REQUIRED TASK: Please give the listing again in its entirety, exactly as written.

Part of a data file:
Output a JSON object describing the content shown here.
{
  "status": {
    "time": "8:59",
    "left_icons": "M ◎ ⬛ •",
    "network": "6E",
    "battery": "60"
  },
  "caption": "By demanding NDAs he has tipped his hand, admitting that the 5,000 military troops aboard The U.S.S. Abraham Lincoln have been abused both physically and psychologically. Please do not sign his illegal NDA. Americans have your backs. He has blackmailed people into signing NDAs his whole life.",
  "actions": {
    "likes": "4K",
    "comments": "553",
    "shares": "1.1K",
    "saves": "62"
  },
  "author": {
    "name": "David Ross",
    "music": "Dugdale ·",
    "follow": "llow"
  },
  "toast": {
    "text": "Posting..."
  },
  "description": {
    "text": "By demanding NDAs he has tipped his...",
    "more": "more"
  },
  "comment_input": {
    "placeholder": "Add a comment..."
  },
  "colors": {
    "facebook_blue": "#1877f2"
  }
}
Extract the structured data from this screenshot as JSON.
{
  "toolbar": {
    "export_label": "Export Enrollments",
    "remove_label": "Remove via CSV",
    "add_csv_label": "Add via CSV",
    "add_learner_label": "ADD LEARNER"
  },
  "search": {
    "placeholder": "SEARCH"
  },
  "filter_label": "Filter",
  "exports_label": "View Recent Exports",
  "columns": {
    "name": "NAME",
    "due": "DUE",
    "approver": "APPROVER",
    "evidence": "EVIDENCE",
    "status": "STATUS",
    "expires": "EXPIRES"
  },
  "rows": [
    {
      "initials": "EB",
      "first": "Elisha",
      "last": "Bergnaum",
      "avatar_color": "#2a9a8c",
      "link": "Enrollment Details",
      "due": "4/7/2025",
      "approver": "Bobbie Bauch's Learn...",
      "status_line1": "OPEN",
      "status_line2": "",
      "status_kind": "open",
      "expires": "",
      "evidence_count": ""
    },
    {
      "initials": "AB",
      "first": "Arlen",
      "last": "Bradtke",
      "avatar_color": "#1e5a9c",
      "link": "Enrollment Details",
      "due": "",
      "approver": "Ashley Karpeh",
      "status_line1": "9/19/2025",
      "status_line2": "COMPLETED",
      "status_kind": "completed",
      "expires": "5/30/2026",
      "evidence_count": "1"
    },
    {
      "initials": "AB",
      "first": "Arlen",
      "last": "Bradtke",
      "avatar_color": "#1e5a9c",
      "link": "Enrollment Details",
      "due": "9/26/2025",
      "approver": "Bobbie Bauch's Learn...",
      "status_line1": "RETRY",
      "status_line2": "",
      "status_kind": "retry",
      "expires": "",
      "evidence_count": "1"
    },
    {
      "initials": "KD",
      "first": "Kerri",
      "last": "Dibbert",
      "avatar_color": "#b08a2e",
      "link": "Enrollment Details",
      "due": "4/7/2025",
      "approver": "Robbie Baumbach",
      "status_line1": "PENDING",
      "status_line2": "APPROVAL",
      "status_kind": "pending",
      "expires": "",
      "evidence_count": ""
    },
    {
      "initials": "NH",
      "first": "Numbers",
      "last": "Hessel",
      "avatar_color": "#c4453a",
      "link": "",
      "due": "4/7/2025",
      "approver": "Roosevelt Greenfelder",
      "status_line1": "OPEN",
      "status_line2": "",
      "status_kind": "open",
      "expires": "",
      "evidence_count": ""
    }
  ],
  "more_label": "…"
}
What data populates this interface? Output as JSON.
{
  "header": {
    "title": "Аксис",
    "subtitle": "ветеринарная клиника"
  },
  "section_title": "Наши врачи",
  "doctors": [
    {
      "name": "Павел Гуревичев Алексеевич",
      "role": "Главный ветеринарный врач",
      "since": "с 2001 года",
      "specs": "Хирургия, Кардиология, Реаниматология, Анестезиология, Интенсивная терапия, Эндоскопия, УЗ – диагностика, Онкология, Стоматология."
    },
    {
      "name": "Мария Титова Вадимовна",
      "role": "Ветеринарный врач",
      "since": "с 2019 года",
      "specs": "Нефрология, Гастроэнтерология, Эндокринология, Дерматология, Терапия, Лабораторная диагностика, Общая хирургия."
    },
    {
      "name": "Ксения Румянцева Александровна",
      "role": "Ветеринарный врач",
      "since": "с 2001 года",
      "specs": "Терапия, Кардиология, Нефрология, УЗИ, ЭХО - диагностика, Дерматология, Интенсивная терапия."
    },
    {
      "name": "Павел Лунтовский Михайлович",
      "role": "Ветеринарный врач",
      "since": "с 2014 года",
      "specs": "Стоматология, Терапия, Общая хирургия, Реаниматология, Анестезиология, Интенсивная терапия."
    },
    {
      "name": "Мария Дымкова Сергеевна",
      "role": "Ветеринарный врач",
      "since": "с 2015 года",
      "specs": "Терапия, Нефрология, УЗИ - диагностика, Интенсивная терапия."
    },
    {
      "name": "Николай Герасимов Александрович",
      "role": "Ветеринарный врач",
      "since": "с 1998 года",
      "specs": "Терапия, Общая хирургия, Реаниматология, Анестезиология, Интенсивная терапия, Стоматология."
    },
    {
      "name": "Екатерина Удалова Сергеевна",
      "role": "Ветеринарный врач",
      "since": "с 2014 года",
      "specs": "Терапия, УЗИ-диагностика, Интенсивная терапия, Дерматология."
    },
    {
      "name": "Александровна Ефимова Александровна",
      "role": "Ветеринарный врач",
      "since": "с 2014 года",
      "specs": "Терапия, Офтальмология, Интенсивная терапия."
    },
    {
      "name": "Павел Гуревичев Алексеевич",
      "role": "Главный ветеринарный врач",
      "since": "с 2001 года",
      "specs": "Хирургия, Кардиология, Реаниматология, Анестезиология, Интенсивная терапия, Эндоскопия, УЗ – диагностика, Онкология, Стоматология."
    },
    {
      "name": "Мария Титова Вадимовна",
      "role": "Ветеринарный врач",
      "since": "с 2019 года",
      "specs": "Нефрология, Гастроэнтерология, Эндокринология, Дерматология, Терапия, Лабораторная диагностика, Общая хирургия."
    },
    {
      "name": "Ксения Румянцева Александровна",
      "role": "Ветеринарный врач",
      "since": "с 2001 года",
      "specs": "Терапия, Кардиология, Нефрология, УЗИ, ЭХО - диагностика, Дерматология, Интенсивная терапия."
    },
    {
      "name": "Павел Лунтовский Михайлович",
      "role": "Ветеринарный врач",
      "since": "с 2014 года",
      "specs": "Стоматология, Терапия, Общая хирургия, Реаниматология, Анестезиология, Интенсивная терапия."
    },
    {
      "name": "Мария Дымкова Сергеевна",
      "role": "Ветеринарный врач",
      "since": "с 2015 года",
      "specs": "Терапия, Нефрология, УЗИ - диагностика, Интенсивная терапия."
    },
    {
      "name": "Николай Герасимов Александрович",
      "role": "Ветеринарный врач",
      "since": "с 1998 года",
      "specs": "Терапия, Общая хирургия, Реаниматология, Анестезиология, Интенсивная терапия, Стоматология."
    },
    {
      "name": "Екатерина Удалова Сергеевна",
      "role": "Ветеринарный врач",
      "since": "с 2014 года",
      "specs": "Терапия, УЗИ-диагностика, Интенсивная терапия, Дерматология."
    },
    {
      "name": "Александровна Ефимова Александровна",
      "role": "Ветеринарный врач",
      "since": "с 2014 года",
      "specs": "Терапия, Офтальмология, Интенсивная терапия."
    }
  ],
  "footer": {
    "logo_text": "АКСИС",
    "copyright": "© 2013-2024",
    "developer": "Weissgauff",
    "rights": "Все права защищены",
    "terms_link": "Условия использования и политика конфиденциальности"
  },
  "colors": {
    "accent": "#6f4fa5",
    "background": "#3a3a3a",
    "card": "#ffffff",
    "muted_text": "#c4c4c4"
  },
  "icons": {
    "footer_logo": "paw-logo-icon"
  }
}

RESPONSE:
Output a JSON object describing the content shown here.
{
  "status": {
    "time": "8:59",
    "left_icons": "M ◎ ⬛ •",
    "network": "6E",
    "battery": "60"
  },
  "caption": "By demanding NDAs he has tipped his hand, admitting that the 5,000 military troops aboard The U.S.S. Abraham Lincoln have been abused both physically and psychologically. Please do not sign his illegal NDA. Americans have your backs. He has blackmailed people into signing NDAs his whole life.",
  "actions": {
    "likes": "4K",
    "comments": "553",
    "shares": "1.1K",
    "saves": "62"
  },
  "author": {
    "name": "David Ross",
    "music": "Dugdale ·",
    "follow": "llow"
  },
  "toast": {
    "text": "Posting..."
  },
  "description": {
    "text": "By demanding NDAs he has tipped his...",
    "more": "more"
  },
  "comment_input": {
    "placeholder": "Add a comment..."
  },
  "colors": {
    "facebook_blue": "#1877f2"
  }
}
Extract the structured data from this screenshot as JSON.
{
  "toolbar": {
    "export_label": "Export Enrollments",
    "remove_label": "Remove via CSV",
    "add_csv_label": "Add via CSV",
    "add_learner_label": "ADD LEARNER"
  },
  "search": {
    "placeholder": "SEARCH"
  },
  "filter_label": "Filter",
  "exports_label": "View Recent Exports",
  "columns": {
    "name": "NAME",
    "due": "DUE",
    "approver": "APPROVER",
    "evidence": "EVIDENCE",
    "status": "STATUS",
    "expires": "EXPIRES"
  },
  "rows": [
    {
      "initials": "EB",
      "first": "Elisha",
      "last": "Bergnaum",
      "avatar_color": "#2a9a8c",
      "link": "Enrollment Details",
      "due": "4/7/2025",
      "approver": "Bobbie Bauch's Learn...",
      "status_line1": "OPEN",
      "status_line2": "",
      "status_kind": "open",
      "expires": "",
      "evidence_count": ""
    },
    {
      "initials": "AB",
      "first": "Arlen",
      "last": "Bradtke",
      "avatar_color": "#1e5a9c",
      "link": "Enrollment Details",
      "due": "",
      "approver": "Ashley Karpeh",
      "status_line1": "9/19/2025",
      "status_line2": "COMPLETED",
      "status_kind": "completed",
      "expires": "5/30/2026",
      "evidence_count": "1"
    },
    {
      "initials": "AB",
      "first": "Arlen",
      "last": "Bradtke",
      "avatar_color": "#1e5a9c",
      "link": "Enrollment Details",
      "due": "9/26/2025",
      "approver": "Bobbie Bauch's Learn...",
      "status_line1": "RETRY",
      "status_line2": "",
      "status_kind": "retry",
      "expires": "",
      "evidence_count": "1"
    },
    {
      "initials": "KD",
      "first": "Kerri",
      "last": "Dibbert",
      "avatar_color": "#b08a2e",
      "link": "Enrollment Details",
      "due": "4/7/2025",
      "approver": "Robbie Baumbach",
      "status_line1": "PENDING",
      "status_line2": "APPROVAL",
      "status_kind": "pending",
      "expires": "",
      "evidence_count": ""
    },
    {
      "initials": "NH",
      "first": "Numbers",
      "last": "Hessel",
      "avatar_color": "#c4453a",
      "link": "",
      "due": "4/7/2025",
      "approver": "Roosevelt Greenfelder",
      "status_line1": "OPEN",
      "status_line2": "",
      "status_kind": "open",
      "expires": "",
      "evidence_count": ""
    }
  ],
  "more_label": "…"
}
What data populates this interface? Output as JSON.
{
  "header": {
    "title": "Аксис",
    "subtitle": "ветеринарная клиника"
  },
  "section_title": "Наши врачи",
  "doctors": [
    {
      "name": "Павел Гуревичев Алексеевич",
      "role": "Главный ветеринарный врач",
      "since": "с 2001 года",
      "specs": "Хирургия, Кардиология, Реаниматология, Анестезиология, Интенсивная терапия, Эндоскопия, УЗ – диагностика, Онкология, Стоматология."
    },
    {
      "name": "Мария Титова Вадимовна",
      "role": "Ветеринарный врач",
      "since": "с 2019 года",
      "specs": "Нефрология, Гастроэнтерология, Эндокринология, Дерматология, Терапия, Лабораторная диагностика, Общая хирургия."
    },
    {
      "name": "Ксения Румянцева Александровна",
      "role": "Ветеринарный врач",
      "since": "с 2001 года",
      "specs": "Терапия, Кардиология, Нефрология, УЗИ, ЭХО - диагностика, Дерматология, Интенсивная терапия."
    },
    {
      "name": "Павел Лунтовский Михайлович",
      "role": "Ветеринарный врач",
      "since": "с 2014 года",
      "specs": "Стоматология, Терапия, Общая хирургия, Реаниматология, Анестезиология, Интенсивная терапия."
    },
    {
      "name": "Мария Дымкова Сергеевна",
      "role": "Ветеринарный врач",
      "since": "с 2015 года",
      "specs": "Терапия, Нефрология, УЗИ - диагностика, Интенсивная терапия."
    },
    {
      "name": "Николай Герасимов Александрович",
      "role": "Ветеринарный врач",
      "since": "с 1998 года",
      "specs": "Терапия, Общая хирургия, Реаниматология, Анестезиология, Интенсивная терапия, Стоматология."
    },
    {
      "name": "Екатерина Удалова Сергеевна",
      "role": "Ветеринарный врач",
      "since": "с 2014 года",
      "specs": "Терапия, УЗИ-диагностика, Интенсивная терапия, Дерматология."
    },
    {
      "name": "Александровна Ефимова Александровна",
      "role": "Ветеринарный врач",
      "since": "с 2014 года",
      "specs": "Терапия, Офтальмология, Интенсивная терапия."
    },
    {
      "name": "Павел Гуревичев Алексеевич",
      "role": "Главный ветеринарный врач",
      "since": "с 2001 года",
      "specs": "Хирургия, Кардиология, Реаниматология, Анестезиология, Интенсивная терапия, Эндоскопия, УЗ – диагностика, Онкология, Стоматология."
    },
    {
      "name": "Мария Титова Вадимовна",
      "role": "Ветеринарный врач",
      "since": "с 2019 года",
      "specs": "Нефрология, Гастроэнтерология, Эндокринология, Дерматология, Терапия, Лабораторная диагностика, Общая хирургия."
    },
    {
      "name": "Ксения Румянцева Александровна",
      "role": "Ветеринарный врач",
      "since": "с 2001 года",
      "specs": "Терапия, Кардиология, Нефрология, УЗИ, ЭХО - диагностика, Дерматология, Интенсивная терапия."
    },
    {
      "name": "Павел Лунтовский Михайлович",
      "role": "Ветеринарный врач",
      "since": "с 2014 года",
      "specs": "Стоматология, Терапия, Общая хирургия, Реаниматология, Анестезиология, Интенсивная терапия."
    },
    {
      "name": "Мария Дымкова Сергеевна",
      "role": "Ветеринарный врач",
      "since": "с 2015 года",
      "specs": "Терапия, Нефрология, УЗИ - диагностика, Интенсивная терапия."
    },
    {
      "name": "Николай Герасимов Александрович",
      "role": "Ветеринарный врач",
      "since": "с 1998 года",
      "specs": "Терапия, Общая хирургия, Реаниматология, Анестезиология, Интенсивная терапия, Стоматология."
    },
    {
      "name": "Екатерина Удалова Сергеевна",
      "role": "Ветеринарный врач",
      "since": "с 2014 года",
      "specs": "Терапия, УЗИ-диагностика, Интенсивная терапия, Дерматология."
    },
    {
      "name": "Александровна Ефимова Александровна",
      "role": "Ветеринарный врач",
      "since": "с 2014 года",
      "specs": "Терапия, Офтальмология, Интенсивная терапия."
    }
  ],
  "footer": {
    "logo_text": "АКСИС",
    "copyright": "© 2013-2024",
    "developer": "Weissgauff",
    "rights": "Все права защищены",
    "terms_link": "Условия использования и политика конфиденциальности"
  },
  "colors": {
    "accent": "#6f4fa5",
    "background": "#3a3a3a",
    "card": "#ffffff",
    "muted_text": "#c4c4c4"
  },
  "icons": {
    "footer_logo": "paw-logo-icon"
  }
}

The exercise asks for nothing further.